**Short task**
Nothing but the lines from the one containing "Read all visible content and emit it as JSON." through the last line of the records below should be copied, exactly and without pictures.

___

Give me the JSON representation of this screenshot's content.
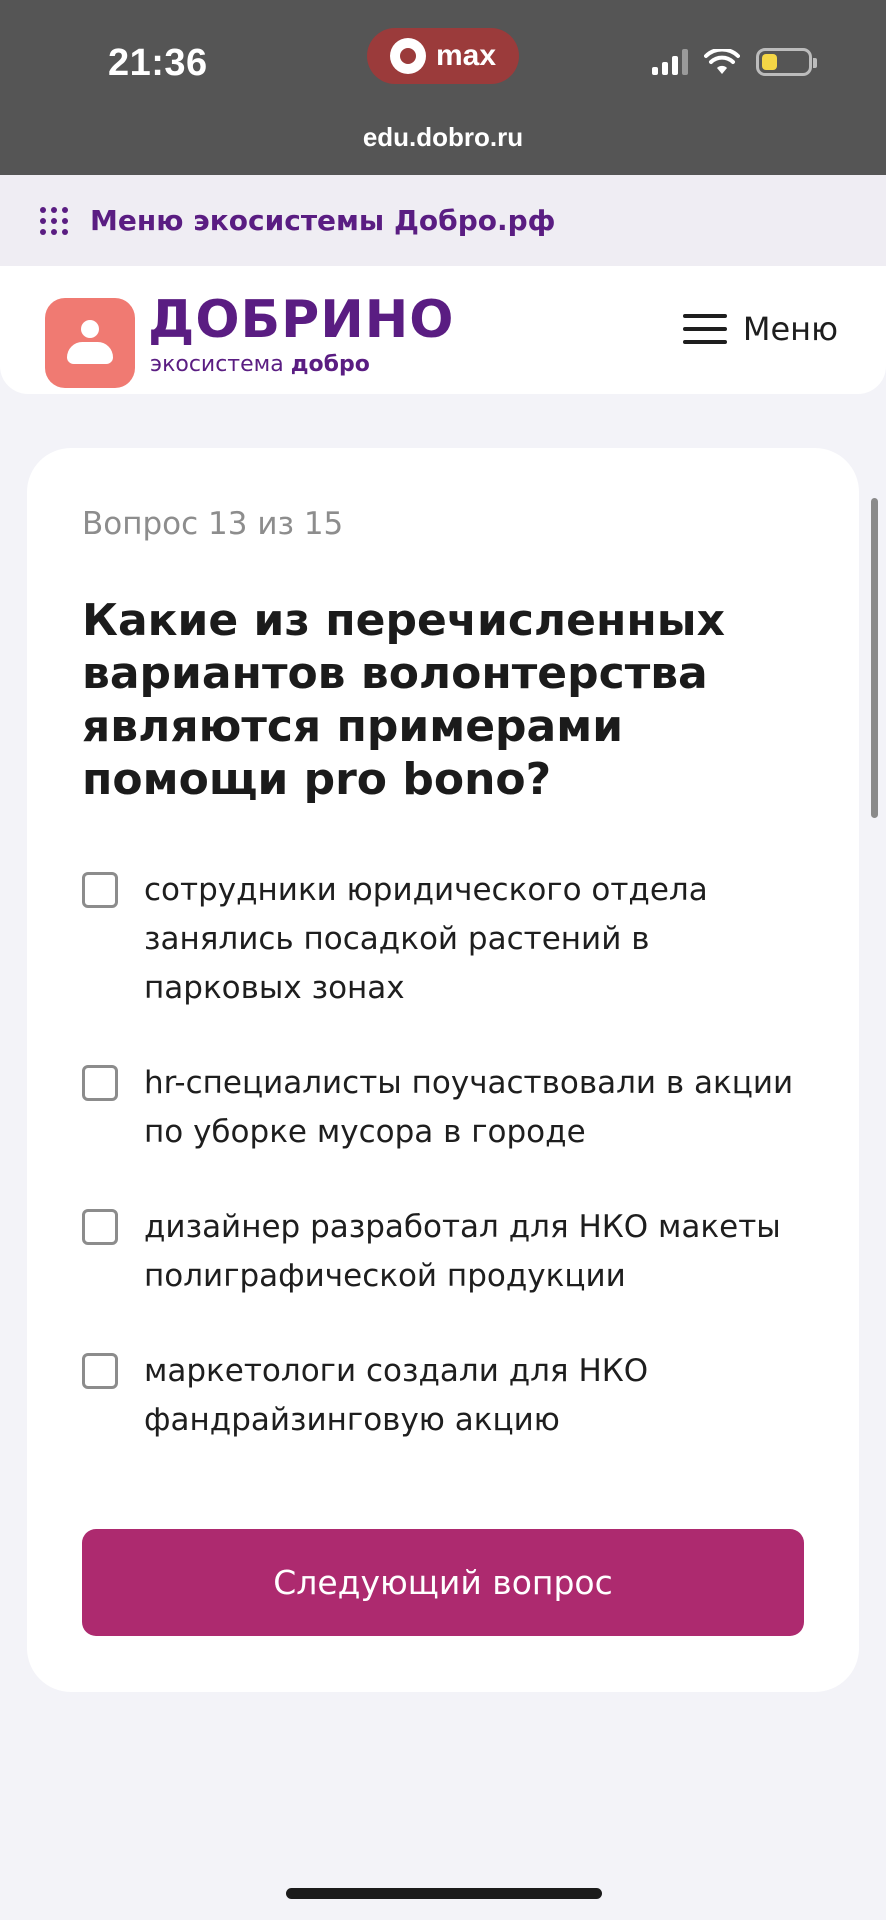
{
  "status_bar": {
    "time": "21:36",
    "app_pill": "max",
    "icons": [
      "signal-icon",
      "wifi-icon",
      "battery-icon"
    ],
    "battery_level": 0.35
  },
  "browser": {
    "url": "edu.dobro.ru"
  },
  "eco_menu": {
    "label": "Меню экосистемы Добро.рф",
    "icon": "grid-dots-icon"
  },
  "header": {
    "brand": "ДОБРИНО",
    "subtitle_prefix": "экосистема ",
    "subtitle_brand": "добро",
    "menu_label": "Меню"
  },
  "quiz": {
    "counter": "Вопрос 13 из 15",
    "question": "Какие из перечисленных вариантов волонтерства являются примерами помощи pro bono?",
    "options": [
      {
        "text": "сотрудники юридического отдела занялись посадкой растений в парковых зонах",
        "checked": false
      },
      {
        "text": "hr-специалисты поучаствовали в акции по уборке мусора в городе",
        "checked": false
      },
      {
        "text": "дизайнер разработал для НКО макеты полиграфической продукции",
        "checked": false
      },
      {
        "text": "маркетологи создали для НКО фандрайзинговую акцию",
        "checked": false
      }
    ],
    "next_button": "Следующий вопрос"
  },
  "colors": {
    "brand_purple": "#5a1d82",
    "logo_coral": "#f07a72",
    "button_magenta": "#ad2a6f",
    "status_bg": "#555555"
  }
}
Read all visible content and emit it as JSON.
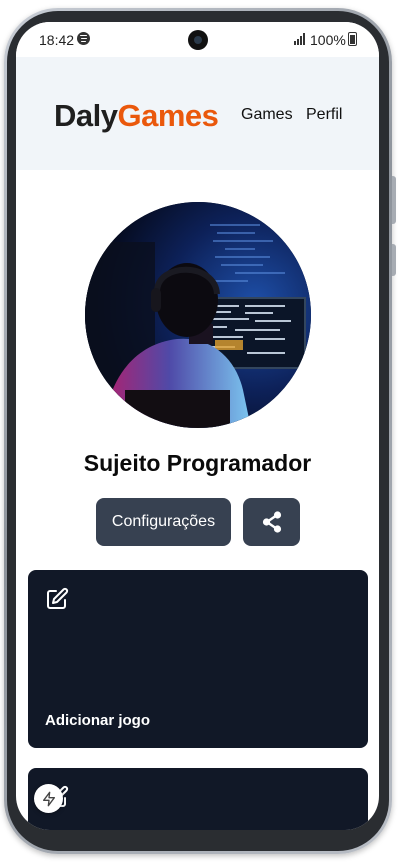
{
  "status_bar": {
    "time": "18:42",
    "battery": "100%"
  },
  "header": {
    "logo_part1": "Daly",
    "logo_part2": "Games",
    "nav": [
      "Games",
      "Perfil"
    ]
  },
  "profile": {
    "name": "Sujeito Programador",
    "settings_label": "Configurações"
  },
  "cards": [
    {
      "label": "Adicionar jogo",
      "icon": "edit-icon"
    },
    {
      "label": "",
      "icon": "edit-icon"
    }
  ],
  "icons": {
    "share": "share-icon",
    "fab": "bolt-icon",
    "status_app": "spotify-icon"
  },
  "colors": {
    "accent": "#ea580c",
    "header_bg": "#f1f5f9",
    "button_bg": "#374151",
    "card_bg": "#111827"
  }
}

___

**Answer to this task**
Read all visible content and emit it as JSON.
{
  "status_bar": {
    "time": "18:42",
    "battery": "100%"
  },
  "header": {
    "logo_part1": "Daly",
    "logo_part2": "Games",
    "nav": [
      "Games",
      "Perfil"
    ]
  },
  "profile": {
    "name": "Sujeito Programador",
    "settings_label": "Configurações"
  },
  "cards": [
    {
      "label": "Adicionar jogo",
      "icon": "edit-icon"
    },
    {
      "label": "",
      "icon": "edit-icon"
    }
  ],
  "icons": {
    "share": "share-icon",
    "fab": "bolt-icon",
    "status_app": "spotify-icon"
  },
  "colors": {
    "accent": "#ea580c",
    "header_bg": "#f1f5f9",
    "button_bg": "#374151",
    "card_bg": "#111827"
  }
}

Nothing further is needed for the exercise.